Records provided:
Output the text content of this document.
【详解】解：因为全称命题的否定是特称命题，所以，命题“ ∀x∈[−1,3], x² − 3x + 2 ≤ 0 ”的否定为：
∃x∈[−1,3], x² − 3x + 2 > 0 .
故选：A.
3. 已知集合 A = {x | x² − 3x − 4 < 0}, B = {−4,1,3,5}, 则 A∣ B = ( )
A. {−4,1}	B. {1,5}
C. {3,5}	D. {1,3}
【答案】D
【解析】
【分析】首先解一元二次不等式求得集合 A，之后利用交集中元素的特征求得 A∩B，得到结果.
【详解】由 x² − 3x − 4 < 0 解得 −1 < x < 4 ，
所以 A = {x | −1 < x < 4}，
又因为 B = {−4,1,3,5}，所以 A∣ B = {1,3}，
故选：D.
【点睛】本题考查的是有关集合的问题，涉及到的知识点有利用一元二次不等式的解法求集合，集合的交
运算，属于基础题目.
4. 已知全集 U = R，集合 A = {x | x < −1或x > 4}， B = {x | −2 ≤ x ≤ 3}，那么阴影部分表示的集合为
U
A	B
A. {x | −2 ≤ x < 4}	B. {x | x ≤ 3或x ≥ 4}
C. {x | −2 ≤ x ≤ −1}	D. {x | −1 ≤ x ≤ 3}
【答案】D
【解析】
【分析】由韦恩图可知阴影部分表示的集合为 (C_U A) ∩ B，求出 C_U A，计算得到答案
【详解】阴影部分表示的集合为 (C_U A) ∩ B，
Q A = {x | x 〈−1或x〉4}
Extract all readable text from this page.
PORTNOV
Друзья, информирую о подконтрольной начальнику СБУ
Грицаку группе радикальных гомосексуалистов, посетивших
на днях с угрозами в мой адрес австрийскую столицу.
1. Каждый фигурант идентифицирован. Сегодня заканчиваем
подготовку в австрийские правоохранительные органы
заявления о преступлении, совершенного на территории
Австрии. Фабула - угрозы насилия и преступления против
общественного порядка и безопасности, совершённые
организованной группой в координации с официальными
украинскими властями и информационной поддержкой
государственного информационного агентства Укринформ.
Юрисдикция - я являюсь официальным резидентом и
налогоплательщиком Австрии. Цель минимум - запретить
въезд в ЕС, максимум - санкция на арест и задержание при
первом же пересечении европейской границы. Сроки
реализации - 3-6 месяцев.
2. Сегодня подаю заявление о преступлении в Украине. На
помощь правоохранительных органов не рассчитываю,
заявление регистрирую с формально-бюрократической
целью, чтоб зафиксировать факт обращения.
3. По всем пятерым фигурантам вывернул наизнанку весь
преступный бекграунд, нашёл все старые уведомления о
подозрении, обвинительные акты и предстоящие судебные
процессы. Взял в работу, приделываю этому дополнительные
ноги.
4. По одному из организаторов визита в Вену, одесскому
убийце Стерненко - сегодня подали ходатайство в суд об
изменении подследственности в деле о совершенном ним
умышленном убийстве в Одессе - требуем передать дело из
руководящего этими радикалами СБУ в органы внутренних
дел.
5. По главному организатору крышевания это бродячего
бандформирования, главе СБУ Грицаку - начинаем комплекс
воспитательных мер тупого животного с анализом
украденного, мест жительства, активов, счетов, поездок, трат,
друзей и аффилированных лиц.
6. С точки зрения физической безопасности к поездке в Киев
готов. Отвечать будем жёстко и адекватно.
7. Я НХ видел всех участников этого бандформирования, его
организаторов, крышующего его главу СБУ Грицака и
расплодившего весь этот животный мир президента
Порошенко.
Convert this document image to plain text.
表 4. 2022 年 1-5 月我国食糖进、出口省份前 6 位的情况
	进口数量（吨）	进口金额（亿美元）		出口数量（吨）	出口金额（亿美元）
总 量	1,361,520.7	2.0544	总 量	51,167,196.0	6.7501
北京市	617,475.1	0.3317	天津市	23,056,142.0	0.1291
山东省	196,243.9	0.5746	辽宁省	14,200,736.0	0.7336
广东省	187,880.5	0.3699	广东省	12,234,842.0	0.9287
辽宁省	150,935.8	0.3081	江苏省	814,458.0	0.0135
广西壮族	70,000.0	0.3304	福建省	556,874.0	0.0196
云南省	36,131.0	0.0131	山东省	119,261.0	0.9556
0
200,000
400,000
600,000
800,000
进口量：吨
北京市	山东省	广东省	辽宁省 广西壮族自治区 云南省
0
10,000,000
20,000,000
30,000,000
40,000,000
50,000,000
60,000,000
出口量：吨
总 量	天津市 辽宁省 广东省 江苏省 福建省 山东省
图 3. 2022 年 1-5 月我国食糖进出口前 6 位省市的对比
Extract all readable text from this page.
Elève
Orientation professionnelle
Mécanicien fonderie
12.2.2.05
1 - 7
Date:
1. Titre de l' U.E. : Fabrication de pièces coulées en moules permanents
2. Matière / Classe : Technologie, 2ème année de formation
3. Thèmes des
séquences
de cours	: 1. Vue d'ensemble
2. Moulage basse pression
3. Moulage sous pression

Work to complete:
Using the data above, return each line exactly as written.

Answer:
Output the text content of this document.
【详解】解：因为全称命题的否定是特称命题，所以，命题“ ∀x∈[−1,3], x² − 3x + 2 ≤ 0 ”的否定为：
∃x∈[−1,3], x² − 3x + 2 > 0 .
故选：A.
3. 已知集合 A = {x | x² − 3x − 4 < 0}, B = {−4,1,3,5}, 则 A∣ B = ( )
A. {−4,1}	B. {1,5}
C. {3,5}	D. {1,3}
【答案】D
【解析】
【分析】首先解一元二次不等式求得集合 A，之后利用交集中元素的特征求得 A∩B，得到结果.
【详解】由 x² − 3x − 4 < 0 解得 −1 < x < 4 ，
所以 A = {x | −1 < x < 4}，
又因为 B = {−4,1,3,5}，所以 A∣ B = {1,3}，
故选：D.
【点睛】本题考查的是有关集合的问题，涉及到的知识点有利用一元二次不等式的解法求集合，集合的交
运算，属于基础题目.
4. 已知全集 U = R，集合 A = {x | x < −1或x > 4}， B = {x | −2 ≤ x ≤ 3}，那么阴影部分表示的集合为
U
A	B
A. {x | −2 ≤ x < 4}	B. {x | x ≤ 3或x ≥ 4}
C. {x | −2 ≤ x ≤ −1}	D. {x | −1 ≤ x ≤ 3}
【答案】D
【解析】
【分析】由韦恩图可知阴影部分表示的集合为 (C_U A) ∩ B，求出 C_U A，计算得到答案
【详解】阴影部分表示的集合为 (C_U A) ∩ B，
Q A = {x | x 〈−1或x〉4}
Extract all readable text from this page.
PORTNOV
Друзья, информирую о подконтрольной начальнику СБУ
Грицаку группе радикальных гомосексуалистов, посетивших
на днях с угрозами в мой адрес австрийскую столицу.
1. Каждый фигурант идентифицирован. Сегодня заканчиваем
подготовку в австрийские правоохранительные органы
заявления о преступлении, совершенного на территории
Австрии. Фабула - угрозы насилия и преступления против
общественного порядка и безопасности, совершённые
организованной группой в координации с официальными
украинскими властями и информационной поддержкой
государственного информационного агентства Укринформ.
Юрисдикция - я являюсь официальным резидентом и
налогоплательщиком Австрии. Цель минимум - запретить
въезд в ЕС, максимум - санкция на арест и задержание при
первом же пересечении европейской границы. Сроки
реализации - 3-6 месяцев.
2. Сегодня подаю заявление о преступлении в Украине. На
помощь правоохранительных органов не рассчитываю,
заявление регистрирую с формально-бюрократической
целью, чтоб зафиксировать факт обращения.
3. По всем пятерым фигурантам вывернул наизнанку весь
преступный бекграунд, нашёл все старые уведомления о
подозрении, обвинительные акты и предстоящие судебные
процессы. Взял в работу, приделываю этому дополнительные
ноги.
4. По одному из организаторов визита в Вену, одесскому
убийце Стерненко - сегодня подали ходатайство в суд об
изменении подследственности в деле о совершенном ним
умышленном убийстве в Одессе - требуем передать дело из
руководящего этими радикалами СБУ в органы внутренних
дел.
5. По главному организатору крышевания это бродячего
бандформирования, главе СБУ Грицаку - начинаем комплекс
воспитательных мер тупого животного с анализом
украденного, мест жительства, активов, счетов, поездок, трат,
друзей и аффилированных лиц.
6. С точки зрения физической безопасности к поездке в Киев
готов. Отвечать будем жёстко и адекватно.
7. Я НХ видел всех участников этого бандформирования, его
организаторов, крышующего его главу СБУ Грицака и
расплодившего весь этот животный мир президента
Порошенко.
Convert this document image to plain text.
表 4. 2022 年 1-5 月我国食糖进、出口省份前 6 位的情况
	进口数量（吨）	进口金额（亿美元）		出口数量（吨）	出口金额（亿美元）
总 量	1,361,520.7	2.0544	总 量	51,167,196.0	6.7501
北京市	617,475.1	0.3317	天津市	23,056,142.0	0.1291
山东省	196,243.9	0.5746	辽宁省	14,200,736.0	0.7336
广东省	187,880.5	0.3699	广东省	12,234,842.0	0.9287
辽宁省	150,935.8	0.3081	江苏省	814,458.0	0.0135
广西壮族	70,000.0	0.3304	福建省	556,874.0	0.0196
云南省	36,131.0	0.0131	山东省	119,261.0	0.9556
0
200,000
400,000
600,000
800,000
进口量：吨
北京市	山东省	广东省	辽宁省 广西壮族自治区 云南省
0
10,000,000
20,000,000
30,000,000
40,000,000
50,000,000
60,000,000
出口量：吨
总 量	天津市 辽宁省 广东省 江苏省 福建省 山东省
图 3. 2022 年 1-5 月我国食糖进出口前 6 位省市的对比
Extract all readable text from this page.
Elève
Orientation professionnelle
Mécanicien fonderie
12.2.2.05
1 - 7
Date:
1. Titre de l' U.E. : Fabrication de pièces coulées en moules permanents
2. Matière / Classe : Technologie, 2ème année de formation
3. Thèmes des
séquences
de cours	: 1. Vue d'ensemble
2. Moulage basse pression
3. Moulage sous pression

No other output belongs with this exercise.